_Set task_
Check each line of the material. Copy those containing "zárás".

[START OF Materials provided]

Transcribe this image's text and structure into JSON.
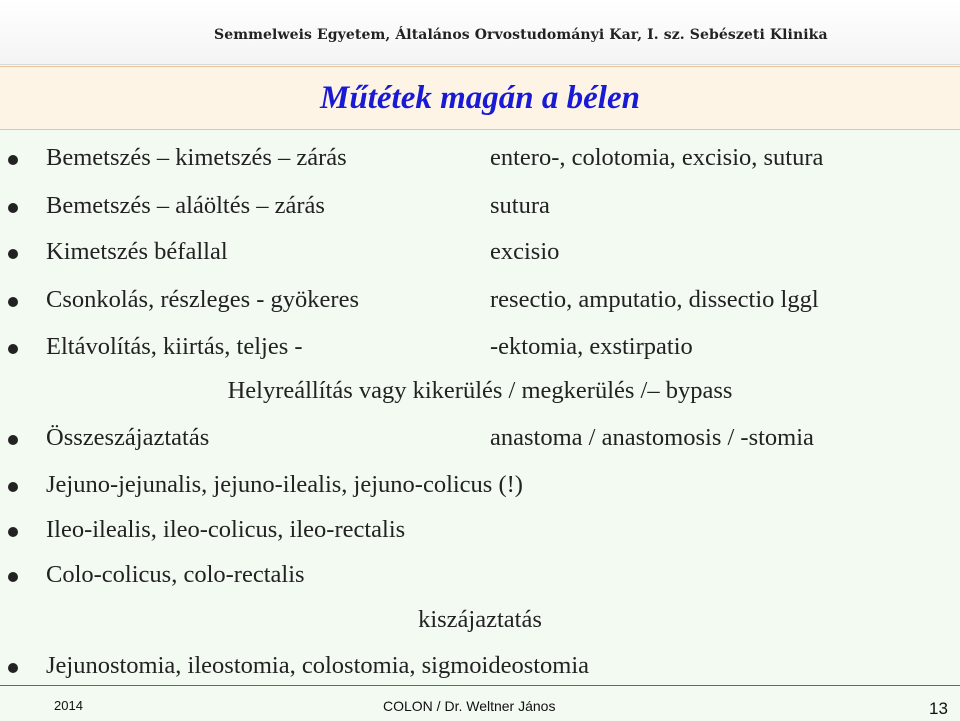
{
  "header": {
    "institution": "Semmelweis Egyetem, Általános Orvostudományi Kar, I. sz. Sebészeti Klinika",
    "title": "Műtétek magán a bélen"
  },
  "rows": [
    {
      "left": "Bemetszés – kimetszés – zárás",
      "right": "entero-, colotomia, excisio, sutura"
    },
    {
      "left": "Bemetszés – aláöltés – zárás",
      "right": "sutura"
    },
    {
      "left": "Kimetszés béfallal",
      "right": "excisio"
    },
    {
      "left": "Csonkolás, részleges - gyökeres",
      "right": "resectio, amputatio, dissectio lggl"
    },
    {
      "left": "Eltávolítás, kiirtás, teljes -",
      "right": "-ektomia, exstirpatio"
    },
    {
      "center": "Helyreállítás vagy kikerülés / megkerülés /– bypass"
    },
    {
      "left": "Összeszájaztatás",
      "right": "anastoma / anastomosis / -stomia"
    },
    {
      "left": "Jejuno-jejunalis, jejuno-ilealis, jejuno-colicus (!)"
    },
    {
      "left": "Ileo-ilealis, ileo-colicus, ileo-rectalis"
    },
    {
      "left": "Colo-colicus, colo-rectalis"
    },
    {
      "center": "kiszájaztatás"
    },
    {
      "left": "Jejunostomia, ileostomia, colostomia, sigmoideostomia"
    }
  ],
  "footer": {
    "year": "2014",
    "center": "COLON / Dr. Weltner János",
    "page": "13"
  }
}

[END OF Materials provided]

_Task response_
      "left": "Bemetszés – kimetszés – zárás",
      "left": "Bemetszés – aláöltés – zárás",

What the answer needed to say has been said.